## THE DATA
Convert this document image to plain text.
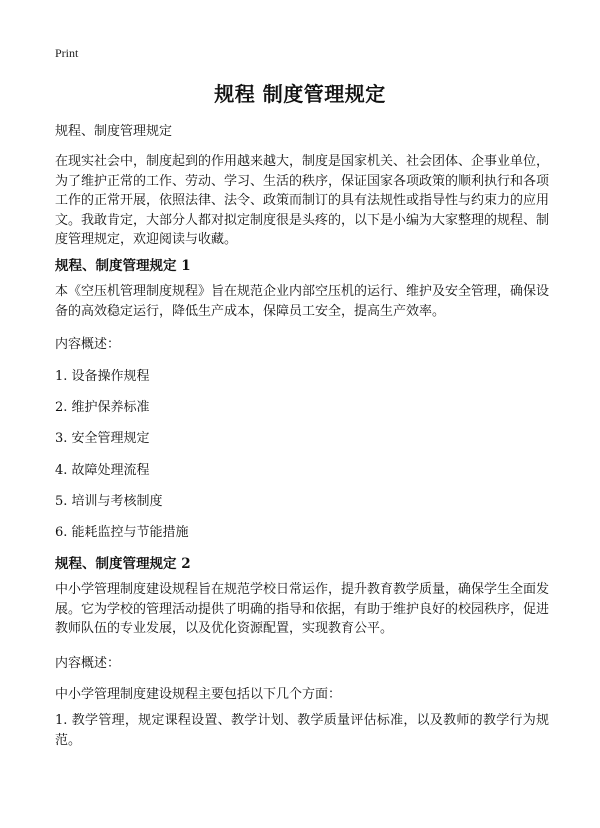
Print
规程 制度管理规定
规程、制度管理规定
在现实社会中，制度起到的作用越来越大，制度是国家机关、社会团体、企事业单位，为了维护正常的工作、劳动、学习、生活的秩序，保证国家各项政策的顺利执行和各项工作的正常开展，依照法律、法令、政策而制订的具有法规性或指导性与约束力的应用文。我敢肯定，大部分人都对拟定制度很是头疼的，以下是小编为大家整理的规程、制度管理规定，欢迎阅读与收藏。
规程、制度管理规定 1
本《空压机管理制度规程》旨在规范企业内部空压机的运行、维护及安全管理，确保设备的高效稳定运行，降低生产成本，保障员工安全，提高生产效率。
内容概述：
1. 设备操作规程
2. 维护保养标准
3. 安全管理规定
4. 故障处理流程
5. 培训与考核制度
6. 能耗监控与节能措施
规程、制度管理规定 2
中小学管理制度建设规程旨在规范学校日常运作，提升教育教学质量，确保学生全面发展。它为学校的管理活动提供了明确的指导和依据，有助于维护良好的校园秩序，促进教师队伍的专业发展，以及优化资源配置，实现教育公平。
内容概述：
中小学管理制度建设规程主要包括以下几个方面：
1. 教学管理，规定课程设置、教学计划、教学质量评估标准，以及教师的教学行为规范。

## EXERCISE OBJECTIVE
Without the pictures, return the entries exactly as they appear.

## REPLY
Convert this document image to plain text.
Print
规程 制度管理规定
规程、制度管理规定
在现实社会中，制度起到的作用越来越大，制度是国家机关、社会团体、企事业单位，为了维护正常的工作、劳动、学习、生活的秩序，保证国家各项政策的顺利执行和各项工作的正常开展，依照法律、法令、政策而制订的具有法规性或指导性与约束力的应用文。我敢肯定，大部分人都对拟定制度很是头疼的，以下是小编为大家整理的规程、制度管理规定，欢迎阅读与收藏。
规程、制度管理规定 1
本《空压机管理制度规程》旨在规范企业内部空压机的运行、维护及安全管理，确保设备的高效稳定运行，降低生产成本，保障员工安全，提高生产效率。
内容概述：
1. 设备操作规程
2. 维护保养标准
3. 安全管理规定
4. 故障处理流程
5. 培训与考核制度
6. 能耗监控与节能措施
规程、制度管理规定 2
中小学管理制度建设规程旨在规范学校日常运作，提升教育教学质量，确保学生全面发展。它为学校的管理活动提供了明确的指导和依据，有助于维护良好的校园秩序，促进教师队伍的专业发展，以及优化资源配置，实现教育公平。
内容概述：
中小学管理制度建设规程主要包括以下几个方面：
1. 教学管理，规定课程设置、教学计划、教学质量评估标准，以及教师的教学行为规范。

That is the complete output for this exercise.